=== SOURCE EXTRACT ===

Advisors who don’t embrace technology are much more likely to be replaced than those who do, writes Matt Evans
TWO SIGNIFICANT disruptions have occurred in our industry in the last 20 years.
The first is the democratization of information over the internet. Advisors no longer have exclusive access to information on investments. The asymmetry of information is much less lopsided for the client who cares about being informed.
The second is the commoditization of investment management, as seen in both the proliferation of index investing and the rise of robo-advisors.
These two factors mean that advisors today must show more value than simply claiming to be a conduit for information on investments. This has two implications for experienced wealth professionals.
First, advisors are shifting away from simply being investment or insurance advisors to offering a wider array of services such as financial planning, private banking, and estate and tax planning in an effort to show value, justify fees over lower-cost alternatives and strengthen relationships with clients.
Second, investment brokers are moving up-market. Industry data shows that both the average book size and average client size for investment brokers in Canada have doubled in the last eight years. According to an industry report, average household AUM increased from $534,814 in 2012 to $1,082,771 in 2019, while the number of households served by an advisory team decreased by about 10% to an average of 193.1 households per advisor.
The result is that we, like many advisors, are becoming more selective about who we let into our client base and have widened our team to include a dedicated financial planner, a dedicated insurance consultant and a dedicated business planning specialist, along with retaining an accounting firm to provide advice to clients. We think of it as a kind of ‘family office light’ and believe that there will continue to be a profitable group of clients with at least $750,000 in assets to support such a business model.
Ultimately, any technological disruption forces incumbents to get better or face extinction. Top teams have been growing quickly because they have been propelled to be better and do more for clients. Advisors who want to succeed and grow in the next decade will need to emulate the ensemble practice model, using a team to service clients.
Robo-advisors will never replace human advisors. Humans both need and desire human contact, communication and confirmation. The element that is changing is that advisors, like all professionals, are increasingly relying on technology to deliver service. In our practice, technology falls under three categories: marketing, communication and computation.
Advisors need to market themselves across different media platforms. Whether it be through social media, traditional media or an email campaign, advisors need to be front and centre where their clients are consuming information. Because this is not our core competency, we work with two marketing companies to help us engage existing clients and target new ones.
The personal connection is a big part of our value proposition as modern advisors. Accordingly, we’ve tried to make it easier for clients to engage with us. We have adopted smart scheduling software to make it simple for clients to book meetings using Onehub. Appreciating that our clients are busy, we also facilitate virtual meetings through Zoom.
As a result of these two initiatives, we have noticed an increase in frequency and a shortening in the length of client meetings. The net result is that we feel we’re spending about the same amount of time per year with clients, but that time is being spread out over more interactions.
Financial planning software is an excellent example of technology being used to distill complicated long-term projections into something digestible and easy for a client to understand. We use both publicly available software (RazorPlan and Snap Projections) and propriety software we’ve developed to help clients quantify and visualize what’s happening with their financial plan.
While this is par for the course now, it’s easy to forget that such a thing didn’t exist even 20 years ago. Technology is allowing us to be better practitioners – and we feel that more advisors should embrace it without fearing that fintech will replace them.
Matt Evans is a portfolio manager at the Westmount Wealth Group at IAS Securities, where he focuses on the design, execution and monitoring of model portfolios. With more than a decade of industry experience, Evans holds CIM and CFP designations and is working toward his CAIA designation.

=== INPUT DATA ===

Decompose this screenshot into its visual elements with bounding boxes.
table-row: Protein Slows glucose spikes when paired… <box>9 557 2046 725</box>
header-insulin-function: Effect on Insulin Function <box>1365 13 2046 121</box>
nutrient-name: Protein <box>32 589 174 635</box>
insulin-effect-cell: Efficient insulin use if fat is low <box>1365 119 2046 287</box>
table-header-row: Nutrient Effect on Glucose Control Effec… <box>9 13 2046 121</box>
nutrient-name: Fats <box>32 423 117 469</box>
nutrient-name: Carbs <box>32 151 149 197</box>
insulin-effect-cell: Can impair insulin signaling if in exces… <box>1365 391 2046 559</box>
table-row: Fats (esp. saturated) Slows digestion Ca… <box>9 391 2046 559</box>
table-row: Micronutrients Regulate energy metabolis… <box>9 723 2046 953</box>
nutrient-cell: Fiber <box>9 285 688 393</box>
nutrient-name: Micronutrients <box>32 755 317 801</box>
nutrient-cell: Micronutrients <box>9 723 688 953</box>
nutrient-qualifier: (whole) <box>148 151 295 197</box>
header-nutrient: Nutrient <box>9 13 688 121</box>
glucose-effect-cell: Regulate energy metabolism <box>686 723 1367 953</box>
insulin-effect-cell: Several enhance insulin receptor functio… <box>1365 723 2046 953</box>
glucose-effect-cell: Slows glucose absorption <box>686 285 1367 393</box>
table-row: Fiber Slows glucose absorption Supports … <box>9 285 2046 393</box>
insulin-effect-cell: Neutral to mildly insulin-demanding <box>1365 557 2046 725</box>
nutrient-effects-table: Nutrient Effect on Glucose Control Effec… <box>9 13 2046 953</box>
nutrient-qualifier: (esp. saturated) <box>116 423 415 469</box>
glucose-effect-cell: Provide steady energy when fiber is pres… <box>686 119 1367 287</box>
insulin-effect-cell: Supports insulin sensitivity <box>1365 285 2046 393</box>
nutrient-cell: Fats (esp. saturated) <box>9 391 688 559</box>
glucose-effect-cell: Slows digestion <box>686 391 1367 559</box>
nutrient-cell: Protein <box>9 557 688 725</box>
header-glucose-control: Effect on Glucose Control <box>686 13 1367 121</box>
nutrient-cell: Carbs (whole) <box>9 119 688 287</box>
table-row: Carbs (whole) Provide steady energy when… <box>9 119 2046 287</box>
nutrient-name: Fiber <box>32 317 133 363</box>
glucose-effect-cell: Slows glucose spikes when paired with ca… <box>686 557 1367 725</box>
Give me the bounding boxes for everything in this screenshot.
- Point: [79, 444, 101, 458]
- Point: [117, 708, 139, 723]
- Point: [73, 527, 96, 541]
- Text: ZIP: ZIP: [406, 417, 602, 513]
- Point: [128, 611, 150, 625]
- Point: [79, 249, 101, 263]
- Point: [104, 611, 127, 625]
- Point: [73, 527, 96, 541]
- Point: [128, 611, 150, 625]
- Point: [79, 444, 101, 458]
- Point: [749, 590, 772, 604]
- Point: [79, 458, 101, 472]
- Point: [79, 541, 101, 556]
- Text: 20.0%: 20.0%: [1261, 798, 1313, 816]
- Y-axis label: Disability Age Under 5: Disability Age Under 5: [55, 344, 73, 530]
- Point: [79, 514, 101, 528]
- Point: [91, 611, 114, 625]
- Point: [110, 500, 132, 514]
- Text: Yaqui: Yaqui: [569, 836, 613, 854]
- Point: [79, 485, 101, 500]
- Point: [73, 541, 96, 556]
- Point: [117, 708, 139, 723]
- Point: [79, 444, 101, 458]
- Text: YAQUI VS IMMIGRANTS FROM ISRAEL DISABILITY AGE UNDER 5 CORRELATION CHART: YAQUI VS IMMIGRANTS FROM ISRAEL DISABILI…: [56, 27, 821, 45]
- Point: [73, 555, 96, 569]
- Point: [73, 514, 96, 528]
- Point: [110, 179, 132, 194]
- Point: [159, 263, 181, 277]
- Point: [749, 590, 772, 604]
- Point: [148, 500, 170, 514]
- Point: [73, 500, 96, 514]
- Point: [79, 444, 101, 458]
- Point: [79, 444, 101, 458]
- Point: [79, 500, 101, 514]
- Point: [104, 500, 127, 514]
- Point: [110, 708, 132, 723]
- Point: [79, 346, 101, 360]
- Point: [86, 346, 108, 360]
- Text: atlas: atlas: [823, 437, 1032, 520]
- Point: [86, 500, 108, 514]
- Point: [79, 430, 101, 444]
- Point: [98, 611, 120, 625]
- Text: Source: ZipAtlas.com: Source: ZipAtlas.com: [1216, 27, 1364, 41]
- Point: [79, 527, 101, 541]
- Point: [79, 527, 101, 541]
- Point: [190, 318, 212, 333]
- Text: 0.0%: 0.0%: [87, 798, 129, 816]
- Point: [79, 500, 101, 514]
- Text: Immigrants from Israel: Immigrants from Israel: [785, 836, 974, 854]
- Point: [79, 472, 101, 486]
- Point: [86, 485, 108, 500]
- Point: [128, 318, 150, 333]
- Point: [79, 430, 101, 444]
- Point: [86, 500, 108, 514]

===

- **PROBLEM TO WORK ON**: In the article on advisors and technology, what are the three categories that technology falls under in the author's practice? Answer from the article alone.

- **RESPONSE**: Marketing, communication and computation.